**Records that describe figures:**
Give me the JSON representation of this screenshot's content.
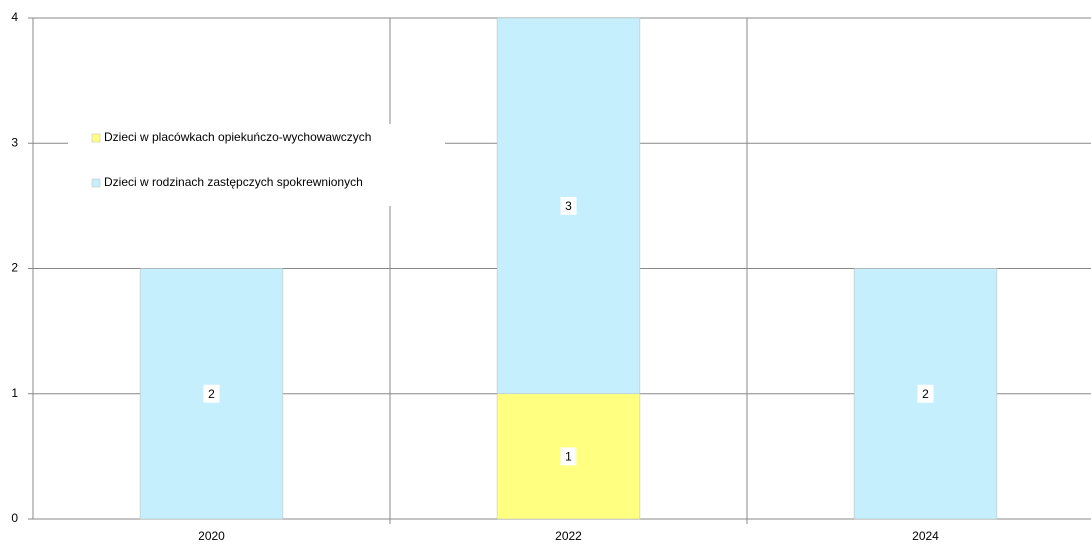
{
  "chart_data": {
    "type": "bar",
    "stacked": true,
    "categories": [
      "2020",
      "2022",
      "2024"
    ],
    "series": [
      {
        "name": "Dzieci w placówkach opiekuńczo-wychowawczych",
        "color": "#ffff80",
        "values": [
          0,
          1,
          0
        ]
      },
      {
        "name": "Dzieci w rodzinach zastępczych spokrewnionych",
        "color": "#c5effd",
        "values": [
          2,
          3,
          2
        ]
      }
    ],
    "ylim": [
      0,
      4
    ],
    "yticks": [
      0,
      1,
      2,
      3,
      4
    ],
    "grid": true,
    "legend": "upper left"
  }
}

**What to do:**
Reproduce the records above exactly, leaving out every picture they contain.

**Finished exercise:**
Give me the JSON representation of this screenshot's content.
{
  "chart_data": {
    "type": "bar",
    "stacked": true,
    "categories": [
      "2020",
      "2022",
      "2024"
    ],
    "series": [
      {
        "name": "Dzieci w placówkach opiekuńczo-wychowawczych",
        "color": "#ffff80",
        "values": [
          0,
          1,
          0
        ]
      },
      {
        "name": "Dzieci w rodzinach zastępczych spokrewnionych",
        "color": "#c5effd",
        "values": [
          2,
          3,
          2
        ]
      }
    ],
    "ylim": [
      0,
      4
    ],
    "yticks": [
      0,
      1,
      2,
      3,
      4
    ],
    "grid": true,
    "legend": "upper left"
  }
}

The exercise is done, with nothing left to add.